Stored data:
________

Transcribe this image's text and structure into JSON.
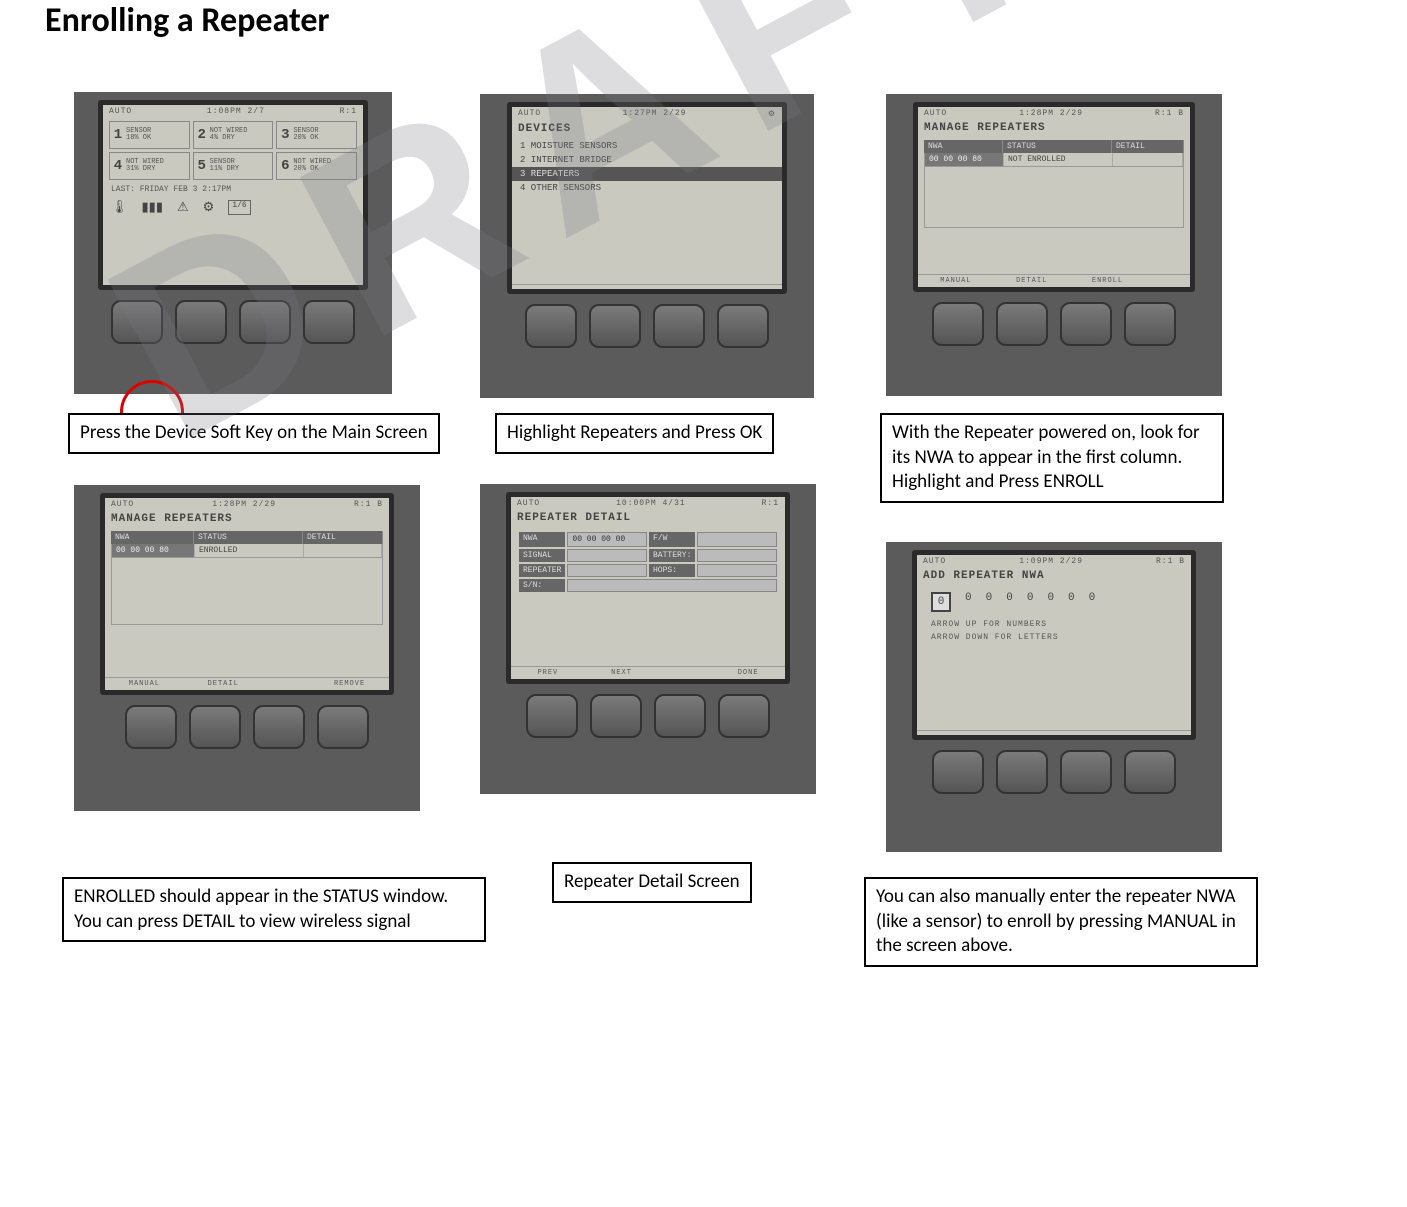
{
  "title": "Enrolling a Repeater",
  "watermark": "DRAFT",
  "captions": {
    "p1": "Press the Device Soft Key on the Main Screen",
    "p2": "Highlight Repeaters and Press OK",
    "p3": "With the Repeater powered on, look for its NWA to appear in the first column. Highlight and Press ENROLL",
    "p4": "ENROLLED should appear in the STATUS window. You can press DETAIL to view wireless signal",
    "p5": "Repeater Detail Screen",
    "p6": "You can also manually enter the repeater NWA (like a sensor) to enroll by pressing MANUAL in the screen above."
  },
  "panel1": {
    "mode": "AUTO",
    "time": "1:08PM 2/7",
    "rval": "R:1",
    "zones": [
      {
        "n": "1",
        "l1": "SENSOR",
        "l2": "18% OK"
      },
      {
        "n": "2",
        "l1": "NOT WIRED",
        "l2": "4% DRY"
      },
      {
        "n": "3",
        "l1": "SENSOR",
        "l2": "20% OK"
      },
      {
        "n": "4",
        "l1": "NOT WIRED",
        "l2": "31% DRY"
      },
      {
        "n": "5",
        "l1": "SENSOR",
        "l2": "11% DRY"
      },
      {
        "n": "6",
        "l1": "NOT WIRED",
        "l2": "20% OK"
      }
    ],
    "last": "LAST: FRIDAY   FEB 3   2:17PM",
    "icons": [
      "thermo",
      "signal",
      "warn",
      "gear",
      "page"
    ]
  },
  "panel2": {
    "mode": "AUTO",
    "time": "1:27PM 2/29",
    "title": "DEVICES",
    "items": [
      {
        "label": "1 MOISTURE SENSORS",
        "sel": false
      },
      {
        "label": "2 INTERNET BRIDGE",
        "sel": false
      },
      {
        "label": "3 REPEATERS",
        "sel": true
      },
      {
        "label": "4 OTHER SENSORS",
        "sel": false
      }
    ]
  },
  "panel3": {
    "mode": "AUTO",
    "time": "1:28PM 2/29",
    "rval": "R:1 B",
    "title": "MANAGE REPEATERS",
    "cols": [
      "NWA",
      "STATUS",
      "DETAIL"
    ],
    "row": {
      "nwa": "00 00 00 80",
      "status": "NOT ENROLLED",
      "detail": ""
    },
    "softkeys": [
      "MANUAL",
      "DETAIL",
      "ENROLL",
      ""
    ]
  },
  "panel4": {
    "mode": "AUTO",
    "time": "1:28PM 2/29",
    "rval": "R:1 B",
    "title": "MANAGE REPEATERS",
    "cols": [
      "NWA",
      "STATUS",
      "DETAIL"
    ],
    "row": {
      "nwa": "00 00 00 80",
      "status": "ENROLLED",
      "detail": ""
    },
    "softkeys": [
      "MANUAL",
      "DETAIL",
      "",
      "REMOVE"
    ]
  },
  "panel5": {
    "mode": "AUTO",
    "time": "10:00PM 4/31",
    "rval": "R:1",
    "title": "REPEATER DETAIL",
    "fields": {
      "NWA": "00 00 00 00",
      "F/W": "",
      "SIGNAL": "",
      "BATTERY:": "",
      "REPEATER": "",
      "HOPS:": "",
      "S/N:": ""
    },
    "softkeys": [
      "PREV",
      "NEXT",
      "",
      "DONE"
    ]
  },
  "panel6": {
    "mode": "AUTO",
    "time": "1:09PM 2/29",
    "rval": "R:1 B",
    "title": "ADD REPEATER NWA",
    "digits": [
      "0",
      "0",
      "0",
      "0",
      "0",
      "0",
      "0",
      "0"
    ],
    "hint1": "ARROW UP FOR NUMBERS",
    "hint2": "ARROW DOWN FOR LETTERS"
  }
}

________

**Required task:** Only the number is wanted: how many lines in the data include the string "ENROLLED"?

**Task solution:** 3